>> BEGIN Record extracts
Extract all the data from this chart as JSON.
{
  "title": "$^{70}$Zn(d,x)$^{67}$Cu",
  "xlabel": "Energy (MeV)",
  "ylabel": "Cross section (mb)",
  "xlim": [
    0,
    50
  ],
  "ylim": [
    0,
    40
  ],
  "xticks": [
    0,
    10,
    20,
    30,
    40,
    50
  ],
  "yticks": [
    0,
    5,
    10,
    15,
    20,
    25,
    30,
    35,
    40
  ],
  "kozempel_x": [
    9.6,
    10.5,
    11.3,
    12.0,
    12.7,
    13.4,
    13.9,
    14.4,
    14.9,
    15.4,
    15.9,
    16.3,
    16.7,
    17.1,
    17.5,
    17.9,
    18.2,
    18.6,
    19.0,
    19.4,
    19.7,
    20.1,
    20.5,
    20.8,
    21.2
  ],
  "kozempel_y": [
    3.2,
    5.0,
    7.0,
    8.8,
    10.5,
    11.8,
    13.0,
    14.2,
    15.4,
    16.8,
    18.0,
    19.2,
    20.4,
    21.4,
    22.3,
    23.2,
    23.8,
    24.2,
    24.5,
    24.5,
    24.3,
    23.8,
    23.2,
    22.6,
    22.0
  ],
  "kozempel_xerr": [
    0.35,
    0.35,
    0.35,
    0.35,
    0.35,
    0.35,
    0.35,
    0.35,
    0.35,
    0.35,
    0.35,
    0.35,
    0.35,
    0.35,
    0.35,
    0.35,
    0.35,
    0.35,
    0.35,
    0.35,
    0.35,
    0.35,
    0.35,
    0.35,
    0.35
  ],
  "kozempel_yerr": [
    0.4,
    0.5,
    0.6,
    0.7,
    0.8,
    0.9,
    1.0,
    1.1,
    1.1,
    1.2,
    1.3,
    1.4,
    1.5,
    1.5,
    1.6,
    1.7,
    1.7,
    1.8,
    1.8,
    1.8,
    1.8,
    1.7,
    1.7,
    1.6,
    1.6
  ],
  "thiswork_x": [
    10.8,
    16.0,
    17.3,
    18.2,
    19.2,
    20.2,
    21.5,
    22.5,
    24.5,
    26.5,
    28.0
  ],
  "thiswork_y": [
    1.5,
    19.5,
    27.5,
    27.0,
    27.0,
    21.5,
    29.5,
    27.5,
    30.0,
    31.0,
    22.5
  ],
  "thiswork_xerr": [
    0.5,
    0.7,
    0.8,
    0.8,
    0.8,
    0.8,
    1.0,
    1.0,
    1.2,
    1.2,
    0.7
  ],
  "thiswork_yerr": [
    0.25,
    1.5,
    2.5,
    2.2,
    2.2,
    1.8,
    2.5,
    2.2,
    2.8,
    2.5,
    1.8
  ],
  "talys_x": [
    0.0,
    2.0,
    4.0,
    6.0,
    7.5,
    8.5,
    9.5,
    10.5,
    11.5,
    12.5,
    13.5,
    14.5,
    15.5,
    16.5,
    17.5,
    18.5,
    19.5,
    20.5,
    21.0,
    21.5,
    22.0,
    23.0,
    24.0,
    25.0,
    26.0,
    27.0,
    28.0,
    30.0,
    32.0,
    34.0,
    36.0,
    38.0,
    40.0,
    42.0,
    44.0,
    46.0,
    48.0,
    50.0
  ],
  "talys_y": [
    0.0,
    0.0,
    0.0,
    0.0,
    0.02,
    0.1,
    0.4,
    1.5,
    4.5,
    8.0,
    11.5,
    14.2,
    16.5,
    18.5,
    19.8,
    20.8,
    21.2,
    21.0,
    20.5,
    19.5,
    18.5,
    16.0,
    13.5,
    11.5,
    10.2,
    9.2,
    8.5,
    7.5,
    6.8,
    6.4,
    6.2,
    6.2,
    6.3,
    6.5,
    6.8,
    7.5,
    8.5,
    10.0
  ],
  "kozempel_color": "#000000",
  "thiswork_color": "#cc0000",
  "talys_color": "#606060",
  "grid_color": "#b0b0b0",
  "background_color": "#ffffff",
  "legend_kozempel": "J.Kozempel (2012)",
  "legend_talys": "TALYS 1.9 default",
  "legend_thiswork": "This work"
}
>> END Record extracts
Work to do:
Restate each record word for word.

Complete response:
Extract all the data from this chart as JSON.
{
  "title": "$^{70}$Zn(d,x)$^{67}$Cu",
  "xlabel": "Energy (MeV)",
  "ylabel": "Cross section (mb)",
  "xlim": [
    0,
    50
  ],
  "ylim": [
    0,
    40
  ],
  "xticks": [
    0,
    10,
    20,
    30,
    40,
    50
  ],
  "yticks": [
    0,
    5,
    10,
    15,
    20,
    25,
    30,
    35,
    40
  ],
  "kozempel_x": [
    9.6,
    10.5,
    11.3,
    12.0,
    12.7,
    13.4,
    13.9,
    14.4,
    14.9,
    15.4,
    15.9,
    16.3,
    16.7,
    17.1,
    17.5,
    17.9,
    18.2,
    18.6,
    19.0,
    19.4,
    19.7,
    20.1,
    20.5,
    20.8,
    21.2
  ],
  "kozempel_y": [
    3.2,
    5.0,
    7.0,
    8.8,
    10.5,
    11.8,
    13.0,
    14.2,
    15.4,
    16.8,
    18.0,
    19.2,
    20.4,
    21.4,
    22.3,
    23.2,
    23.8,
    24.2,
    24.5,
    24.5,
    24.3,
    23.8,
    23.2,
    22.6,
    22.0
  ],
  "kozempel_xerr": [
    0.35,
    0.35,
    0.35,
    0.35,
    0.35,
    0.35,
    0.35,
    0.35,
    0.35,
    0.35,
    0.35,
    0.35,
    0.35,
    0.35,
    0.35,
    0.35,
    0.35,
    0.35,
    0.35,
    0.35,
    0.35,
    0.35,
    0.35,
    0.35,
    0.35
  ],
  "kozempel_yerr": [
    0.4,
    0.5,
    0.6,
    0.7,
    0.8,
    0.9,
    1.0,
    1.1,
    1.1,
    1.2,
    1.3,
    1.4,
    1.5,
    1.5,
    1.6,
    1.7,
    1.7,
    1.8,
    1.8,
    1.8,
    1.8,
    1.7,
    1.7,
    1.6,
    1.6
  ],
  "thiswork_x": [
    10.8,
    16.0,
    17.3,
    18.2,
    19.2,
    20.2,
    21.5,
    22.5,
    24.5,
    26.5,
    28.0
  ],
  "thiswork_y": [
    1.5,
    19.5,
    27.5,
    27.0,
    27.0,
    21.5,
    29.5,
    27.5,
    30.0,
    31.0,
    22.5
  ],
  "thiswork_xerr": [
    0.5,
    0.7,
    0.8,
    0.8,
    0.8,
    0.8,
    1.0,
    1.0,
    1.2,
    1.2,
    0.7
  ],
  "thiswork_yerr": [
    0.25,
    1.5,
    2.5,
    2.2,
    2.2,
    1.8,
    2.5,
    2.2,
    2.8,
    2.5,
    1.8
  ],
  "talys_x": [
    0.0,
    2.0,
    4.0,
    6.0,
    7.5,
    8.5,
    9.5,
    10.5,
    11.5,
    12.5,
    13.5,
    14.5,
    15.5,
    16.5,
    17.5,
    18.5,
    19.5,
    20.5,
    21.0,
    21.5,
    22.0,
    23.0,
    24.0,
    25.0,
    26.0,
    27.0,
    28.0,
    30.0,
    32.0,
    34.0,
    36.0,
    38.0,
    40.0,
    42.0,
    44.0,
    46.0,
    48.0,
    50.0
  ],
  "talys_y": [
    0.0,
    0.0,
    0.0,
    0.0,
    0.02,
    0.1,
    0.4,
    1.5,
    4.5,
    8.0,
    11.5,
    14.2,
    16.5,
    18.5,
    19.8,
    20.8,
    21.2,
    21.0,
    20.5,
    19.5,
    18.5,
    16.0,
    13.5,
    11.5,
    10.2,
    9.2,
    8.5,
    7.5,
    6.8,
    6.4,
    6.2,
    6.2,
    6.3,
    6.5,
    6.8,
    7.5,
    8.5,
    10.0
  ],
  "kozempel_color": "#000000",
  "thiswork_color": "#cc0000",
  "talys_color": "#606060",
  "grid_color": "#b0b0b0",
  "background_color": "#ffffff",
  "legend_kozempel": "J.Kozempel (2012)",
  "legend_talys": "TALYS 1.9 default",
  "legend_thiswork": "This work"
}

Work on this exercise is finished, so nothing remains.